Excerpted records
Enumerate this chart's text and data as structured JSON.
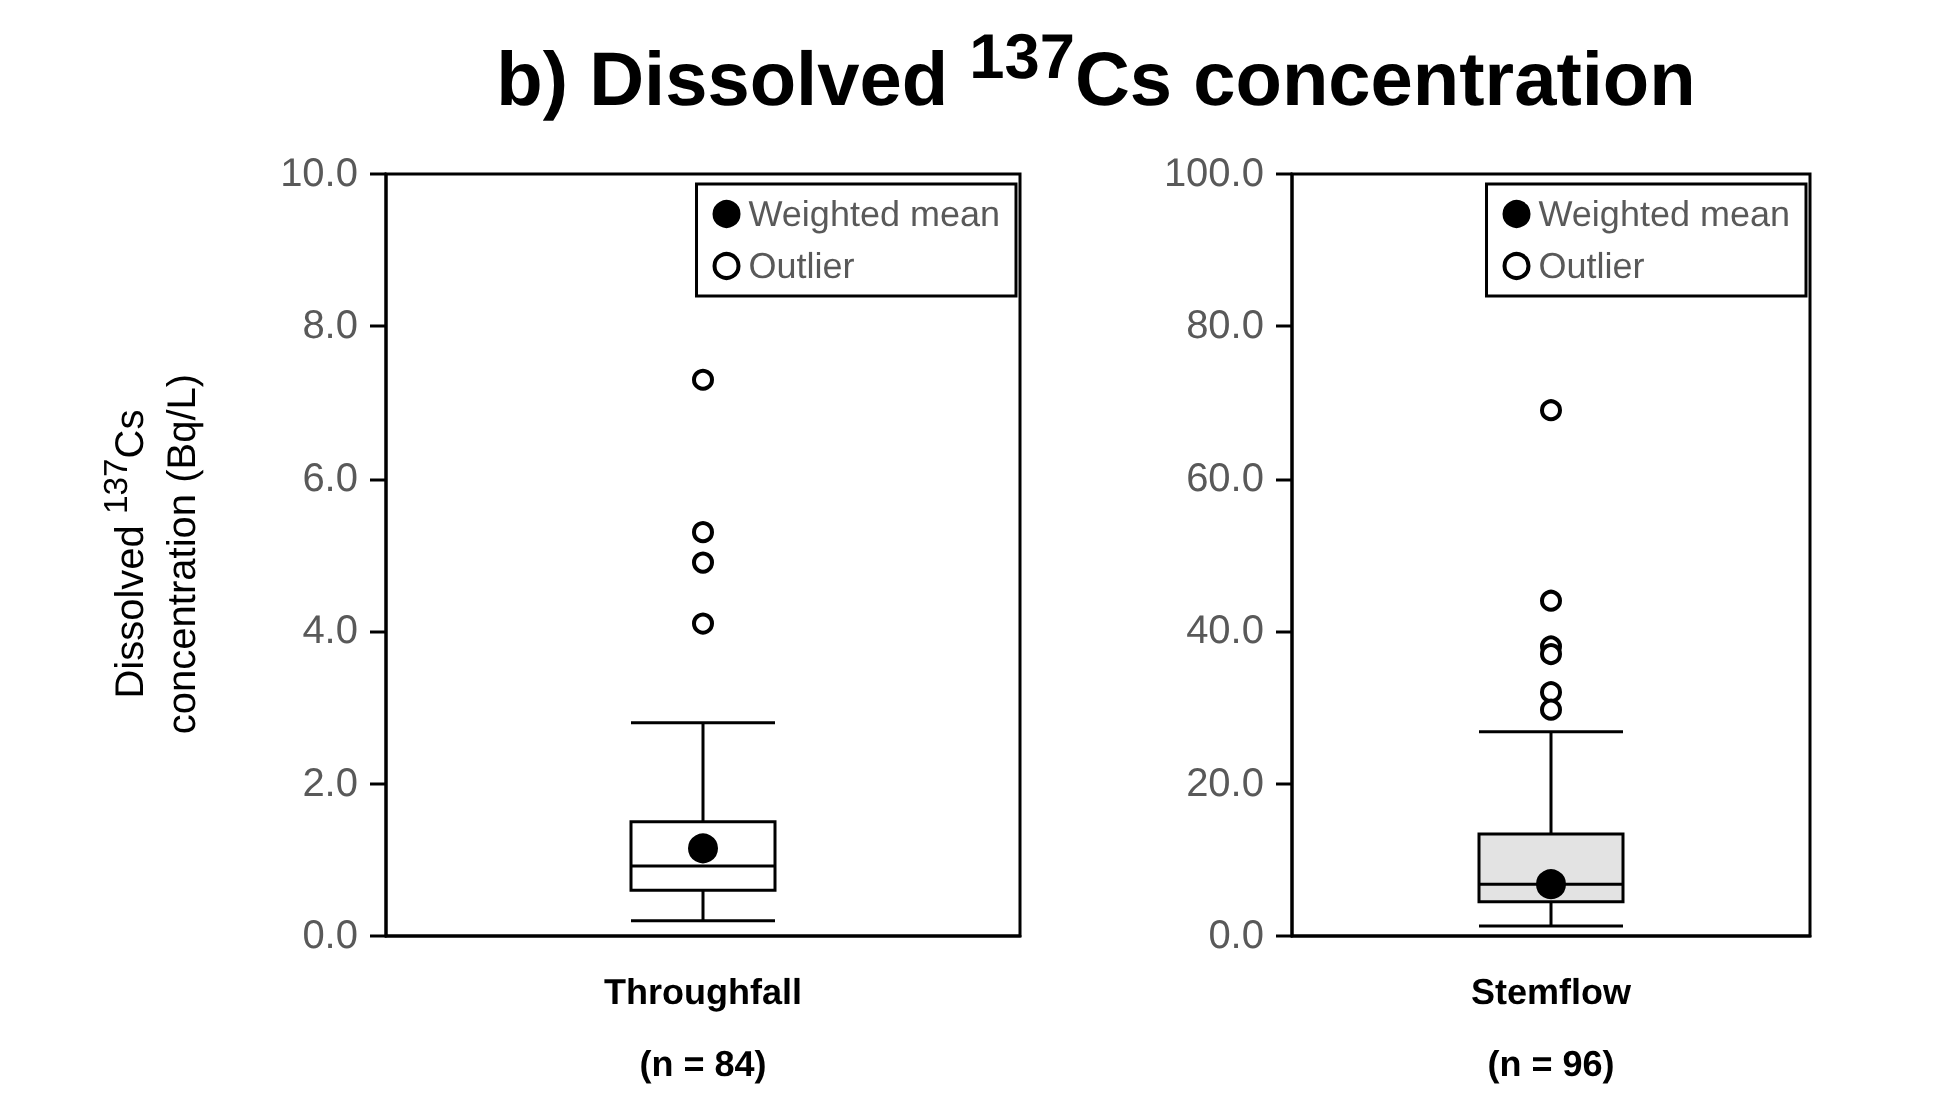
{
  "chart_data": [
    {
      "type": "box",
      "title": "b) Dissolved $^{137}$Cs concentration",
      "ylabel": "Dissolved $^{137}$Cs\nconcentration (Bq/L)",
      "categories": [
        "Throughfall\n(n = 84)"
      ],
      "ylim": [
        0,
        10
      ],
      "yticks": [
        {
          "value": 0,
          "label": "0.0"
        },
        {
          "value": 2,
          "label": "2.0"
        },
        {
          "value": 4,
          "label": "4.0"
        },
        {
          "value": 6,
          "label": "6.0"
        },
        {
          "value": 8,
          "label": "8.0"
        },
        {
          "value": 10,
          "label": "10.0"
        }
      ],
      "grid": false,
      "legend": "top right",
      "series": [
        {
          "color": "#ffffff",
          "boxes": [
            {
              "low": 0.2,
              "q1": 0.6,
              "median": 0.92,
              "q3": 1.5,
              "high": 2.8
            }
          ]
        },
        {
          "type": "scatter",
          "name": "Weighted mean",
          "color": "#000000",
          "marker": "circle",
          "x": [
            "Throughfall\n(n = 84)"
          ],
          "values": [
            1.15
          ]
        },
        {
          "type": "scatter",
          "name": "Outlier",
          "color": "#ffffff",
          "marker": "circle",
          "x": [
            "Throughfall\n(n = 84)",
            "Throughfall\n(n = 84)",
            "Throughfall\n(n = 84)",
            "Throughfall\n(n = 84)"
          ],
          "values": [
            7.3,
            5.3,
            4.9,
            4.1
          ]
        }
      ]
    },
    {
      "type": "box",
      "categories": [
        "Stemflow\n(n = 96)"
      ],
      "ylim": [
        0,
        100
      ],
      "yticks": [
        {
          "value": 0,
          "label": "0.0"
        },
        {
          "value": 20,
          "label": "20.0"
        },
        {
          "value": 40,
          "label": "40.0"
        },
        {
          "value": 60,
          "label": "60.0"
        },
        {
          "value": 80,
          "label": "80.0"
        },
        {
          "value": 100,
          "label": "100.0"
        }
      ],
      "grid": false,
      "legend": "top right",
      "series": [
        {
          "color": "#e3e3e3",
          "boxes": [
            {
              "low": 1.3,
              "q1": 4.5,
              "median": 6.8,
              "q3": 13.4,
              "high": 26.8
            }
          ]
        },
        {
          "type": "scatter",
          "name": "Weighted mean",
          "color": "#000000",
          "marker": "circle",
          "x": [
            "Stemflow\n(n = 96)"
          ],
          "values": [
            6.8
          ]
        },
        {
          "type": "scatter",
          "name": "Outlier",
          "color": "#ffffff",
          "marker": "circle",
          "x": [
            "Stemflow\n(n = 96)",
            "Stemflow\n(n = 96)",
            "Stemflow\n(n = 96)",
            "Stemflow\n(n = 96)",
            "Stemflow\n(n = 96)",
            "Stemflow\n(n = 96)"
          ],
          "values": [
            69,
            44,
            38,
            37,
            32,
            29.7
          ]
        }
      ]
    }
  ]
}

Directions
Reproduce each entry precisely, dropping only the pictures.

Output below
Enumerate this chart's text and data as structured JSON.
{
  "chart_data": [
    {
      "type": "box",
      "title": "b) Dissolved $^{137}$Cs concentration",
      "ylabel": "Dissolved $^{137}$Cs\nconcentration (Bq/L)",
      "categories": [
        "Throughfall\n(n = 84)"
      ],
      "ylim": [
        0,
        10
      ],
      "yticks": [
        {
          "value": 0,
          "label": "0.0"
        },
        {
          "value": 2,
          "label": "2.0"
        },
        {
          "value": 4,
          "label": "4.0"
        },
        {
          "value": 6,
          "label": "6.0"
        },
        {
          "value": 8,
          "label": "8.0"
        },
        {
          "value": 10,
          "label": "10.0"
        }
      ],
      "grid": false,
      "legend": "top right",
      "series": [
        {
          "color": "#ffffff",
          "boxes": [
            {
              "low": 0.2,
              "q1": 0.6,
              "median": 0.92,
              "q3": 1.5,
              "high": 2.8
            }
          ]
        },
        {
          "type": "scatter",
          "name": "Weighted mean",
          "color": "#000000",
          "marker": "circle",
          "x": [
            "Throughfall\n(n = 84)"
          ],
          "values": [
            1.15
          ]
        },
        {
          "type": "scatter",
          "name": "Outlier",
          "color": "#ffffff",
          "marker": "circle",
          "x": [
            "Throughfall\n(n = 84)",
            "Throughfall\n(n = 84)",
            "Throughfall\n(n = 84)",
            "Throughfall\n(n = 84)"
          ],
          "values": [
            7.3,
            5.3,
            4.9,
            4.1
          ]
        }
      ]
    },
    {
      "type": "box",
      "categories": [
        "Stemflow\n(n = 96)"
      ],
      "ylim": [
        0,
        100
      ],
      "yticks": [
        {
          "value": 0,
          "label": "0.0"
        },
        {
          "value": 20,
          "label": "20.0"
        },
        {
          "value": 40,
          "label": "40.0"
        },
        {
          "value": 60,
          "label": "60.0"
        },
        {
          "value": 80,
          "label": "80.0"
        },
        {
          "value": 100,
          "label": "100.0"
        }
      ],
      "grid": false,
      "legend": "top right",
      "series": [
        {
          "color": "#e3e3e3",
          "boxes": [
            {
              "low": 1.3,
              "q1": 4.5,
              "median": 6.8,
              "q3": 13.4,
              "high": 26.8
            }
          ]
        },
        {
          "type": "scatter",
          "name": "Weighted mean",
          "color": "#000000",
          "marker": "circle",
          "x": [
            "Stemflow\n(n = 96)"
          ],
          "values": [
            6.8
          ]
        },
        {
          "type": "scatter",
          "name": "Outlier",
          "color": "#ffffff",
          "marker": "circle",
          "x": [
            "Stemflow\n(n = 96)",
            "Stemflow\n(n = 96)",
            "Stemflow\n(n = 96)",
            "Stemflow\n(n = 96)",
            "Stemflow\n(n = 96)",
            "Stemflow\n(n = 96)"
          ],
          "values": [
            69,
            44,
            38,
            37,
            32,
            29.7
          ]
        }
      ]
    }
  ]
}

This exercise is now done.